TASK DESCRIPTION:
Reproduce the lines below, changing each occurrence of "FancyArrow shape" to "Arrow shape" and keeping everything else the same.

Excerpt from a data file:
----------------------------------------

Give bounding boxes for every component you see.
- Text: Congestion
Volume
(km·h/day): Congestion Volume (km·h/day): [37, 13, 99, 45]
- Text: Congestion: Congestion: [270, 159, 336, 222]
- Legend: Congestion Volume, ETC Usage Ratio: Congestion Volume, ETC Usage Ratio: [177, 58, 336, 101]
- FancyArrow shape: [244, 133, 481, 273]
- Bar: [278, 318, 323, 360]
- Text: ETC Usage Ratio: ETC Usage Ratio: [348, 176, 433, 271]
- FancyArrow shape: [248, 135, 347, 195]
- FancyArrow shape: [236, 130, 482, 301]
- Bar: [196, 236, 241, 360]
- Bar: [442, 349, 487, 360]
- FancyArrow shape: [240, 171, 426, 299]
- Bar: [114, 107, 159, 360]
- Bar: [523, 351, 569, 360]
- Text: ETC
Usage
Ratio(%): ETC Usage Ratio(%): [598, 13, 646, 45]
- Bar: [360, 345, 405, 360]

----------------------------------------

EXERCISE SOLUTION:
Give bounding boxes for every component you see.
- Text: Congestion
Volume
(km·h/day): Congestion Volume (km·h/day): [37, 13, 99, 45]
- Text: Congestion: Congestion: [270, 159, 336, 222]
- Legend: Congestion Volume, ETC Usage Ratio: Congestion Volume, ETC Usage Ratio: [177, 58, 336, 101]
- Arrow shape: [244, 133, 481, 273]
- Bar: [278, 318, 323, 360]
- Text: ETC Usage Ratio: ETC Usage Ratio: [348, 176, 433, 271]
- Arrow shape: [248, 135, 347, 195]
- Arrow shape: [236, 130, 482, 301]
- Bar: [196, 236, 241, 360]
- Bar: [442, 349, 487, 360]
- Arrow shape: [240, 171, 426, 299]
- Bar: [114, 107, 159, 360]
- Bar: [523, 351, 569, 360]
- Text: ETC
Usage
Ratio(%): ETC Usage Ratio(%): [598, 13, 646, 45]
- Bar: [360, 345, 405, 360]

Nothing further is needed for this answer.